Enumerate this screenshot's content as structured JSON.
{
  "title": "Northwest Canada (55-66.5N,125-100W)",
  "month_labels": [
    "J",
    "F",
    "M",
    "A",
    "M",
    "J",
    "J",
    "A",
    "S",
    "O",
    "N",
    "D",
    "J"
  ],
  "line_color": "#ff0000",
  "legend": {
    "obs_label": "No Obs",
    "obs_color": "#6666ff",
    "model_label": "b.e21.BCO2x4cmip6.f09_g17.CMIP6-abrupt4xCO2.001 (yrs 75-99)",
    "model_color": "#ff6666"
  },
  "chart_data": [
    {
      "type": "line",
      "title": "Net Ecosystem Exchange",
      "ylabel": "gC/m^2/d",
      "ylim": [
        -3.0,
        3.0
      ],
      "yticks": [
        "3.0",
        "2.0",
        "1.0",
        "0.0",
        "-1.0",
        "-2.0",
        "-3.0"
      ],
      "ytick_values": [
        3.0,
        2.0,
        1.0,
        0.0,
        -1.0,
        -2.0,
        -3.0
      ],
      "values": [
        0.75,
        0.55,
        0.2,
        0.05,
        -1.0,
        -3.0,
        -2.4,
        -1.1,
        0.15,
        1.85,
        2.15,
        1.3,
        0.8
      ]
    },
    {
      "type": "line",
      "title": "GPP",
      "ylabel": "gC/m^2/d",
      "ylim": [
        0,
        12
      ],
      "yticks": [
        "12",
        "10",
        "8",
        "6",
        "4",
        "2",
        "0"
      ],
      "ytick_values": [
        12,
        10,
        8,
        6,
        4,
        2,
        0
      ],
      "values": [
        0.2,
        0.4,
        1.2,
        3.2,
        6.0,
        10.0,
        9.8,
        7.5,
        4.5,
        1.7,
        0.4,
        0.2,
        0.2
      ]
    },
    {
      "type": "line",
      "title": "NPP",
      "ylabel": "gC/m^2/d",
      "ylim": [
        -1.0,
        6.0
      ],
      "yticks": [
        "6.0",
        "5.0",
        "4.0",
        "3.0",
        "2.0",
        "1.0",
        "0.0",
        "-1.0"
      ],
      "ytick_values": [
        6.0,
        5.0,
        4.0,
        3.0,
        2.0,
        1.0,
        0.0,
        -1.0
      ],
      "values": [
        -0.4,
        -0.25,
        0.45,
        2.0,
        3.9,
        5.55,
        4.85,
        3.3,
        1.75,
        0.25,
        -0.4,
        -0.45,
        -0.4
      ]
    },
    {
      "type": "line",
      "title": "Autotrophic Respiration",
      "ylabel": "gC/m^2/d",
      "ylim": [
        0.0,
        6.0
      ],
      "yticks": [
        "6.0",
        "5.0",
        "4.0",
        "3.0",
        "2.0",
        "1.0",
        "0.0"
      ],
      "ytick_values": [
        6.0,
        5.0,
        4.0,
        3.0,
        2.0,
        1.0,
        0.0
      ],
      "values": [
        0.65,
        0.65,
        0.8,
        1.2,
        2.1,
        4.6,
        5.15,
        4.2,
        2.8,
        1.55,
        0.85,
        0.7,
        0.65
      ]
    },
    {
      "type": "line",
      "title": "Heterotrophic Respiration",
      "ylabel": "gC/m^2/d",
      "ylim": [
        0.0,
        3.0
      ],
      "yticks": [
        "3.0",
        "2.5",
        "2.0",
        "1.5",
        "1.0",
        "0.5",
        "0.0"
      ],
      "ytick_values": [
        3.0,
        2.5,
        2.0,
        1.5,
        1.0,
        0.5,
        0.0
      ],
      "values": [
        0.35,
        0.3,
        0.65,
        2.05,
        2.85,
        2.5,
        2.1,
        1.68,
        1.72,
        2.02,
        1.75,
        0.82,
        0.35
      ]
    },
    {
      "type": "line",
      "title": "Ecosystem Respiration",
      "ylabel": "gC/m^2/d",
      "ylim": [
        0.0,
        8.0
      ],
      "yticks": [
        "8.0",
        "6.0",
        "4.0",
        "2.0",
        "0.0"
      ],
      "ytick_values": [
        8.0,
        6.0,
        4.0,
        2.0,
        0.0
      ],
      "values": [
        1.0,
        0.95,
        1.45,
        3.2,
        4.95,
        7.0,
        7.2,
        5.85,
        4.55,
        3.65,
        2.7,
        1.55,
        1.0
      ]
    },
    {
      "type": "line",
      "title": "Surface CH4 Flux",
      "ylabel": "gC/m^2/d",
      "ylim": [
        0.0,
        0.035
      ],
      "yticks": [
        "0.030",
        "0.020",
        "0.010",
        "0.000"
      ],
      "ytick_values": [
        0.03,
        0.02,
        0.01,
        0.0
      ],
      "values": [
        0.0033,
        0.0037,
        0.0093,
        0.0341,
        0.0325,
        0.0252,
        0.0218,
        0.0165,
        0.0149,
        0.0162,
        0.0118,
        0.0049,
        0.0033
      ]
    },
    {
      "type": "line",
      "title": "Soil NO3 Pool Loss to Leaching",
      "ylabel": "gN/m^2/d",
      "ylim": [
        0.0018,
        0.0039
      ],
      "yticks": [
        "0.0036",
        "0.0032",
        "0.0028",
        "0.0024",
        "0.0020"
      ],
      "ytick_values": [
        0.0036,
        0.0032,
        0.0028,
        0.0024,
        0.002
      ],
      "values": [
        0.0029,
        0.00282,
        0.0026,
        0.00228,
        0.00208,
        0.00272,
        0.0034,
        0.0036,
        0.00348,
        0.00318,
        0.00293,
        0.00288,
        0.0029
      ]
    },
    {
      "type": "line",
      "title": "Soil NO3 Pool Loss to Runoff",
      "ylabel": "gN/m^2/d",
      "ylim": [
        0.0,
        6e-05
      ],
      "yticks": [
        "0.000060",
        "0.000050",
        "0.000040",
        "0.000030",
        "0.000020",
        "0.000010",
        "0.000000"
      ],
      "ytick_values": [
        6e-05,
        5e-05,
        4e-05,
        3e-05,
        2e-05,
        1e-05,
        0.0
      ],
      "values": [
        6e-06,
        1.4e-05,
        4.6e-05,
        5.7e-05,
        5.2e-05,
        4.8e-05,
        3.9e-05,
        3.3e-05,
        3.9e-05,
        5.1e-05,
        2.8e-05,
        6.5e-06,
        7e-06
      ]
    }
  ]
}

***

* **WHAT THE EXERCISE ASKS**
Working from the entries above, return all lines that contain "Loss".

* **OUTPUT FOR THIS EXERCISE**
      "title": "Soil NO3 Pool Loss to Leaching",
      "title": "Soil NO3 Pool Loss to Runoff",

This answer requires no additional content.